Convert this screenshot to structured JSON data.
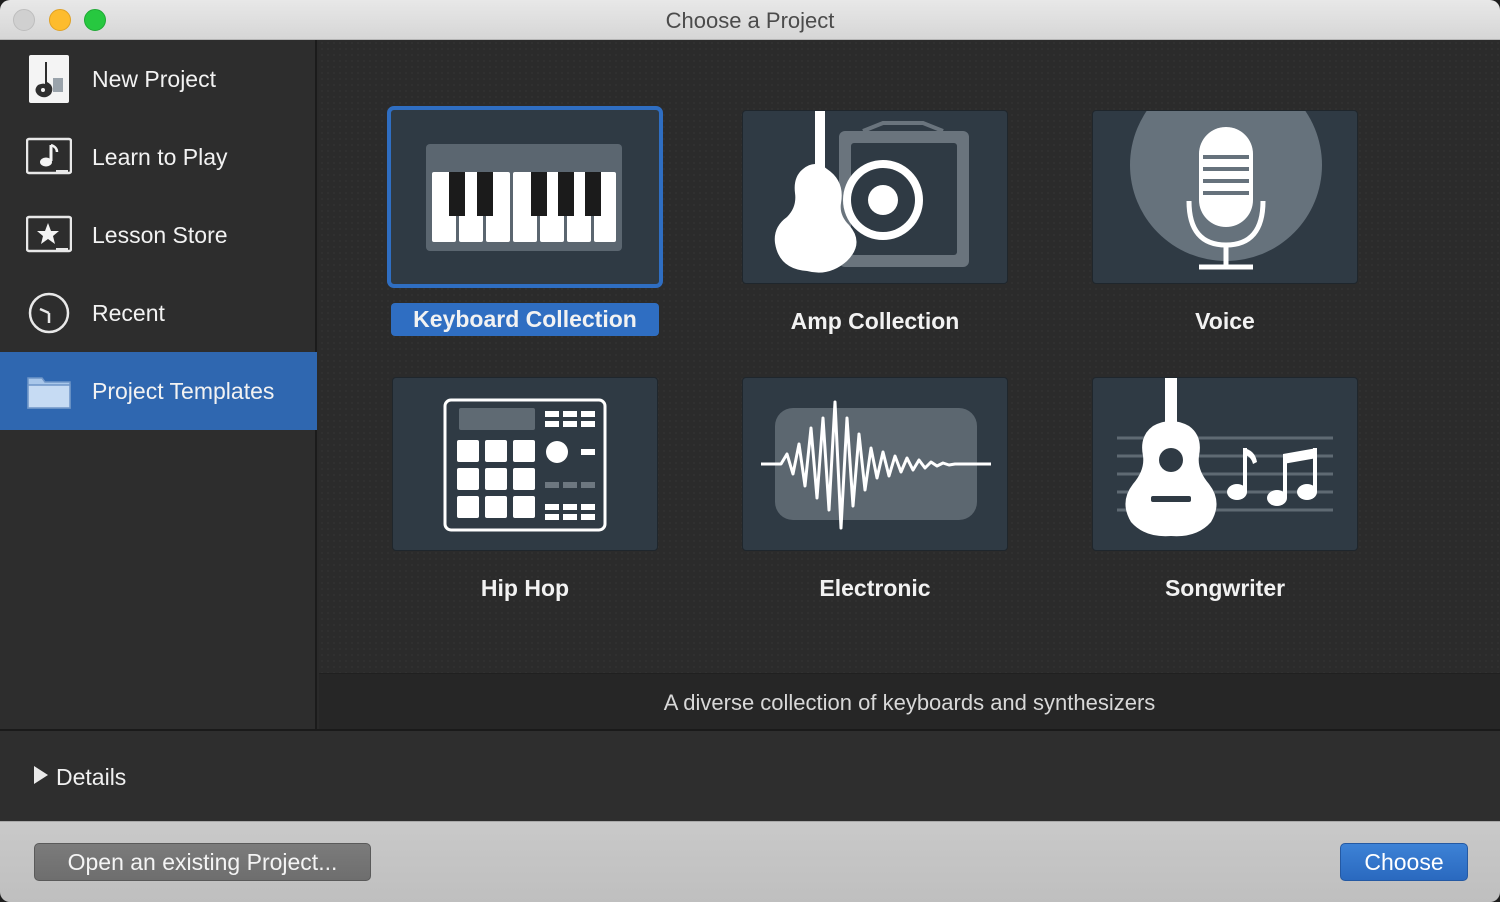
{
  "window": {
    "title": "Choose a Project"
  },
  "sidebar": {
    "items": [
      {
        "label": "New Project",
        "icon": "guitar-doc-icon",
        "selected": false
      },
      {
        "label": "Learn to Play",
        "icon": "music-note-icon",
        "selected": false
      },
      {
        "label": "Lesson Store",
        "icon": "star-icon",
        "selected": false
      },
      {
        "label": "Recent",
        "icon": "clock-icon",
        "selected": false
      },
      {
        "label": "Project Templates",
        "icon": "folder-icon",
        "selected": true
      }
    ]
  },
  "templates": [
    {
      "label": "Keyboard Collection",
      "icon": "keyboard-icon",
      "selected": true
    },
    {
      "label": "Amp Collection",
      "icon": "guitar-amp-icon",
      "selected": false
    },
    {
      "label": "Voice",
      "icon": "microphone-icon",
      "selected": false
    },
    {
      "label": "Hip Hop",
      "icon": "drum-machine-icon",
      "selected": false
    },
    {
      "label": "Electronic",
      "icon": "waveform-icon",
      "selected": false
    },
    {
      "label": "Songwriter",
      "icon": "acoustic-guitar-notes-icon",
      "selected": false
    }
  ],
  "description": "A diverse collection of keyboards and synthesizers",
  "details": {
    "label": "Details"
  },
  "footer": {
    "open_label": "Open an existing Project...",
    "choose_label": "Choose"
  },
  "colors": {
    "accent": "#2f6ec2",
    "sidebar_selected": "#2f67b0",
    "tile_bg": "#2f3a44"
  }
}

◇ ◇ ◇

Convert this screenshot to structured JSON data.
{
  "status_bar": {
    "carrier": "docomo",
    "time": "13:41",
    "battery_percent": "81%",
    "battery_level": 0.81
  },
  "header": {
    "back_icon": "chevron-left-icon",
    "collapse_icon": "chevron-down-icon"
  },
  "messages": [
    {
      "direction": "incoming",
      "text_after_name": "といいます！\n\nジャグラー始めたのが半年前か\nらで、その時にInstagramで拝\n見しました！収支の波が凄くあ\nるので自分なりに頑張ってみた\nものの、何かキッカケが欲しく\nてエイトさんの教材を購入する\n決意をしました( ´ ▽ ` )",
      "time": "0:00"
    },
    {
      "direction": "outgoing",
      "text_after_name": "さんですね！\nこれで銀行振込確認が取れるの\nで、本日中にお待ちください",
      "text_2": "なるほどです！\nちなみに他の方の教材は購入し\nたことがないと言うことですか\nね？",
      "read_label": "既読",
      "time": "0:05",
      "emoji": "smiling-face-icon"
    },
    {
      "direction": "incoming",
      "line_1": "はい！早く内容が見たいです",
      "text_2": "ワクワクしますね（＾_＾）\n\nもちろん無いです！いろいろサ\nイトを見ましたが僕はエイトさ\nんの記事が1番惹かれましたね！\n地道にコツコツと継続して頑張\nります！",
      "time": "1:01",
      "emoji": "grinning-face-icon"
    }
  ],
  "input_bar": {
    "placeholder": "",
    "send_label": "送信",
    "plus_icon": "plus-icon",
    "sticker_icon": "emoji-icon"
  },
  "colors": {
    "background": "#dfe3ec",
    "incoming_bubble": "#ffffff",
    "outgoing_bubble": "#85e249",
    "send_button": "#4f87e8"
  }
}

◇ ◇ ◇

Job = What is the number of lines in the listing that include the word "Project"? Give that number and nothing else.

Complete output = 4